Collected data:
☆ ☆ ☆
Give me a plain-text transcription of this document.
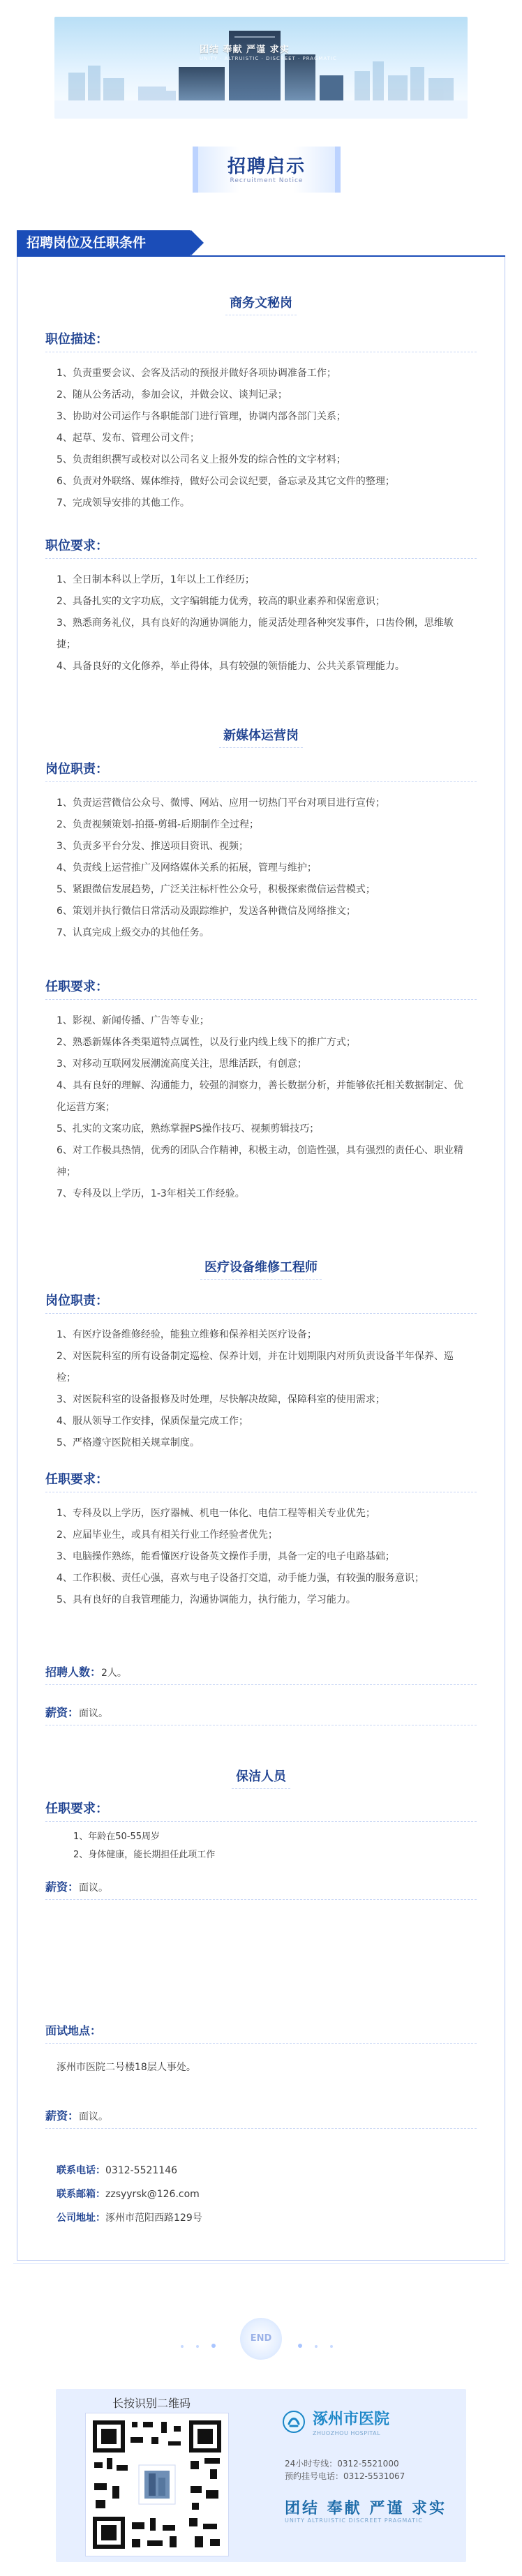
团结 奉献 严谨 求实
UNITY · ALTRUISTIC · DISCREET · PRAGMATIC
招聘启示
Recruitment Notice
招聘岗位及任职条件
商务文秘岗
职位描述：
1、负责重要会议、会客及活动的预报并做好各项协调准备工作；
2、随从公务活动，参加会议，并做会议、谈判记录；
3、协助对公司运作与各职能部门进行管理，协调内部各部门关系；
4、起草、发布、管理公司文件；
5、负责组织撰写或校对以公司名义上报外发的综合性的文字材料；
6、负责对外联络、媒体维持，做好公司会议纪要，备忘录及其它文件的整理；
7、完成领导安排的其他工作。
职位要求：
1、全日制本科以上学历，1年以上工作经历；
2、具备扎实的文字功底，文字编辑能力优秀，较高的职业素养和保密意识；
3、熟悉商务礼仪，具有良好的沟通协调能力，能灵活处理各种突发事件，口齿伶俐，思维敏捷；
4、具备良好的文化修养，举止得体，具有较强的领悟能力、公共关系管理能力。
新媒体运营岗
岗位职责：
1、负责运营微信公众号、微博、网站、应用一切热门平台对项目进行宣传；
2、负责视频策划-拍摄-剪辑-后期制作全过程；
3、负责多平台分发、推送项目资讯、视频；
4、负责线上运营推广及网络媒体关系的拓展，管理与维护；
5、紧跟微信发展趋势，广泛关注标杆性公众号，积极探索微信运营模式；
6、策划并执行微信日常活动及跟踪维护，发送各种微信及网络推文；
7、认真完成上级交办的其他任务。
任职要求：
1、影视、新闻传播、广告等专业；
2、熟悉新媒体各类渠道特点属性，以及行业内线上线下的推广方式；
3、对移动互联网发展潮流高度关注，思维活跃，有创意；
4、具有良好的理解、沟通能力，较强的洞察力，善长数据分析，并能够依托相关数据制定、优化运营方案；
5、扎实的文案功底，熟练掌握PS操作技巧、视频剪辑技巧；
6、对工作极具热情，优秀的团队合作精神，积极主动，创造性强，具有强烈的责任心、职业精神；
7、专科及以上学历，1-3年相关工作经验。
医疗设备维修工程师
岗位职责：
1、有医疗设备维修经验，能独立维修和保养相关医疗设备；
2、对医院科室的所有设备制定巡检、保养计划，并在计划期限内对所负责设备半年保养、巡检；
3、对医院科室的设备报修及时处理，尽快解决故障，保障科室的使用需求；
4、服从领导工作安排，保质保量完成工作；
5、严格遵守医院相关规章制度。
任职要求：
1、专科及以上学历，医疗器械、机电一体化、电信工程等相关专业优先；
2、应届毕业生，或具有相关行业工作经验者优先；
3、电脑操作熟练，能看懂医疗设备英文操作手册，具备一定的电子电路基础；
4、工作积极、责任心强，喜欢与电子设备打交道，动手能力强，有较强的服务意识；
5、具有良好的自我管理能力，沟通协调能力，执行能力，学习能力。
招聘人数：2人。
薪资：面议。
保洁人员
任职要求：
1、年龄在50-55周岁
2、身体健康，能长期担任此项工作
薪资：面议。
面试地点：
涿州市医院二号楼18层人事处。
薪资：面议。
联系电话：0312-5521146
联系邮箱：zzsyyrsk@126.com
公司地址：涿州市范阳西路129号
END
长按识别二维码
涿州市医院
ZHUOZHOU HOSPITAL
24小时专线：0312-5521000
预约挂号电话：0312-5531067
团结 奉献 严谨 求实
UNITY ALTRUISTIC DISCREET PRAGMATIC
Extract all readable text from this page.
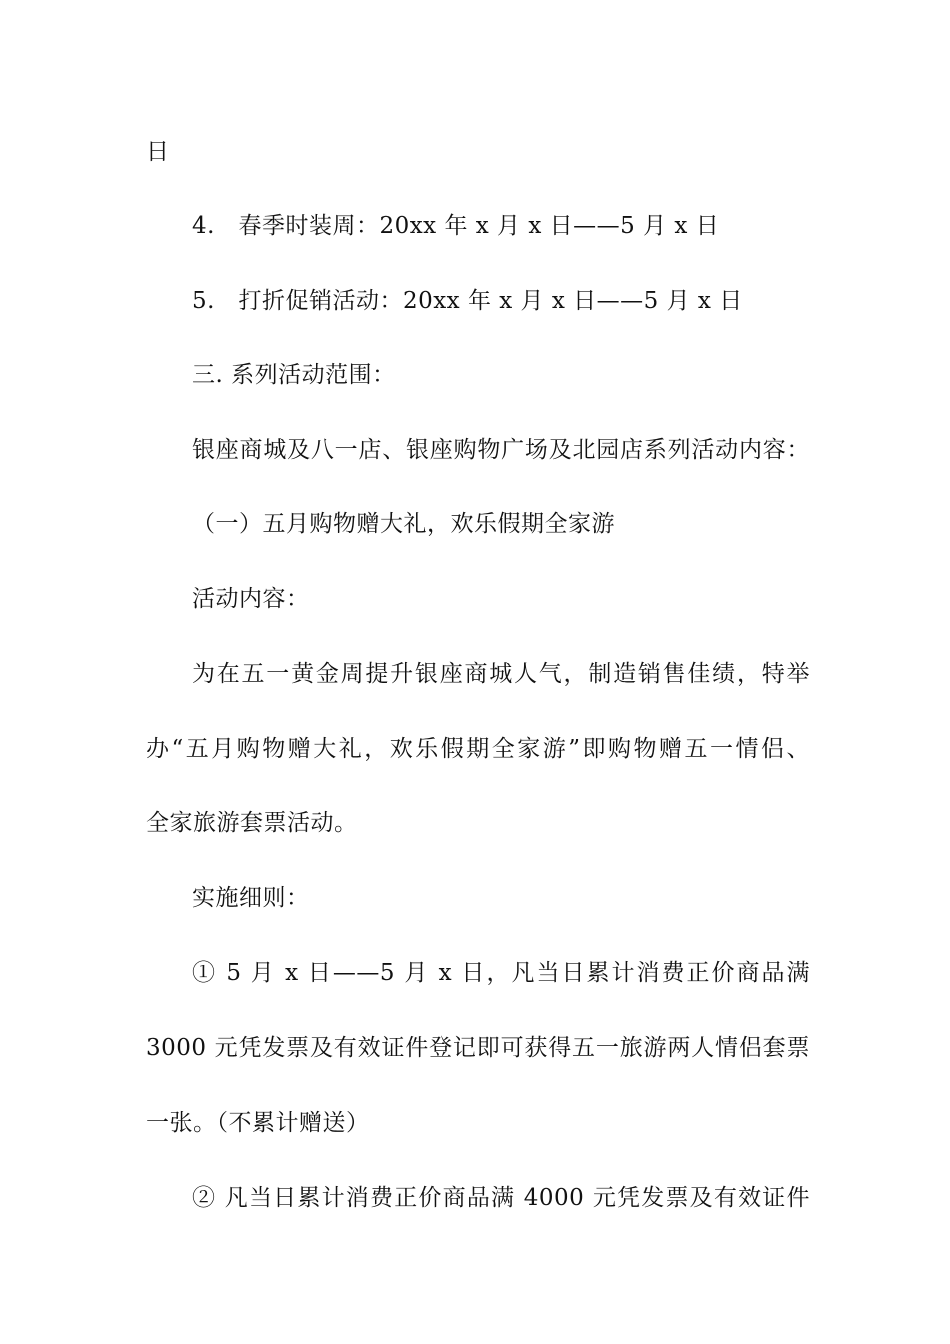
日
4.　春季时装周：20xx 年 x 月 x 日——5 月 x 日
5.　打折促销活动：20xx 年 x 月 x 日——5 月 x 日
三. 系列活动范围：
银座商城及八一店、银座购物广场及北园店系列活动内容：
（一）五月购物赠大礼，欢乐假期全家游
活动内容：
为在五一黄金周提升银座商城人气，制造销售佳绩，特举
办“五月购物赠大礼，欢乐假期全家游”即购物赠五一情侣、
全家旅游套票活动。
实施细则：
① 5 月 x 日——5 月 x 日，凡当日累计消费正价商品满
3000 元凭发票及有效证件登记即可获得五一旅游两人情侣套票
一张。（不累计赠送）
② 凡当日累计消费正价商品满 4000 元凭发票及有效证件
☆ ☆ ☆
*PROBLEM DESCRIPTION*: Extract every line of the records above that contains the word "凡当日累计消费正价商品满".

*WORKED ANSWER*:
① 5 月 x 日——5 月 x 日，凡当日累计消费正价商品满
② 凡当日累计消费正价商品满 4000 元凭发票及有效证件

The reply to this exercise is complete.